### Exercise
Read through the records below and copy each line that uses the word "class".

### Rows
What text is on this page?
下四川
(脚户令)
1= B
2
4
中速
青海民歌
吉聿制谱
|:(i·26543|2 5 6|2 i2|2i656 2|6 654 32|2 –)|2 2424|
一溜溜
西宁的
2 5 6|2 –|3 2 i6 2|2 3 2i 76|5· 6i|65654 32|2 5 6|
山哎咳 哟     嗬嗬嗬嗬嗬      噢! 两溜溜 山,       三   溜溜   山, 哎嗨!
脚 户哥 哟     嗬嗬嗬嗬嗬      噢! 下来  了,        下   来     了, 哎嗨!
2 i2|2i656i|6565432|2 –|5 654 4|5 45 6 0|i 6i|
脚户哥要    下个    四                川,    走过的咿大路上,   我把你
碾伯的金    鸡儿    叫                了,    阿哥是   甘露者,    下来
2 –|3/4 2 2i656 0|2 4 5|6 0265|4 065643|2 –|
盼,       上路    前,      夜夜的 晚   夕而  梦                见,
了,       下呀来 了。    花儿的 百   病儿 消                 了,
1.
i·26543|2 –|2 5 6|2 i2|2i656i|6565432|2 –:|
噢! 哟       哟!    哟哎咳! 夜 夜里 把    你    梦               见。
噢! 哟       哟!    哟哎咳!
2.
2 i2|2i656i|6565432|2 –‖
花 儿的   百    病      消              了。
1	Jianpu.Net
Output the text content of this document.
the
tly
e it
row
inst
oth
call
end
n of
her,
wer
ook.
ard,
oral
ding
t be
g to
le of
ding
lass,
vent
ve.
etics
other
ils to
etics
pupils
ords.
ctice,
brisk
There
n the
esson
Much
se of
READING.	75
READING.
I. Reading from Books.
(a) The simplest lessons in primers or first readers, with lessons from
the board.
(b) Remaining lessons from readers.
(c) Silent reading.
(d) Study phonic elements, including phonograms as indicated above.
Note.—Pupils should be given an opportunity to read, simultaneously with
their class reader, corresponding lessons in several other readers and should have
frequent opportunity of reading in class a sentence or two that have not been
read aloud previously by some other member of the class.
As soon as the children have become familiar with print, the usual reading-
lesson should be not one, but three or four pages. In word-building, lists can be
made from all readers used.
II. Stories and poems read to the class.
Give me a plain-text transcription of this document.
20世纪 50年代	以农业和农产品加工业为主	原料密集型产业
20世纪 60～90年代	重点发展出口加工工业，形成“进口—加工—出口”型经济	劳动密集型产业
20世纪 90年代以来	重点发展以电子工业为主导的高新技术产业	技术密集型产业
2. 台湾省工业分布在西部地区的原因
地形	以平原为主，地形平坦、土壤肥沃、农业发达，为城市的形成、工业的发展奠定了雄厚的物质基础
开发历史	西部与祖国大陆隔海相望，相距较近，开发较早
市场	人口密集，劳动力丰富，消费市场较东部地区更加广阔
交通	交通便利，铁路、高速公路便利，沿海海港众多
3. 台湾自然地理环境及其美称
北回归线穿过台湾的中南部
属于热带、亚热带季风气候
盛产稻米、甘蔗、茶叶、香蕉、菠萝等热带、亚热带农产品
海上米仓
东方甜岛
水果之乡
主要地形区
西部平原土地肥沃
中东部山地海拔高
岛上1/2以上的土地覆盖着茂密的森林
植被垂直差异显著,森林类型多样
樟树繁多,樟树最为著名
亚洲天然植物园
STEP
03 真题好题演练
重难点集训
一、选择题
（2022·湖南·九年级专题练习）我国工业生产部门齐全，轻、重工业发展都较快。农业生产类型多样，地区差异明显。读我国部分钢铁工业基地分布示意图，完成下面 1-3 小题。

### Answer to the exercise
their class reader, corresponding lessons in several other readers and should have
frequent opportunity of reading in class a sentence or two that have not been
read aloud previously by some other member of the class.
II. Stories and poems read to the class.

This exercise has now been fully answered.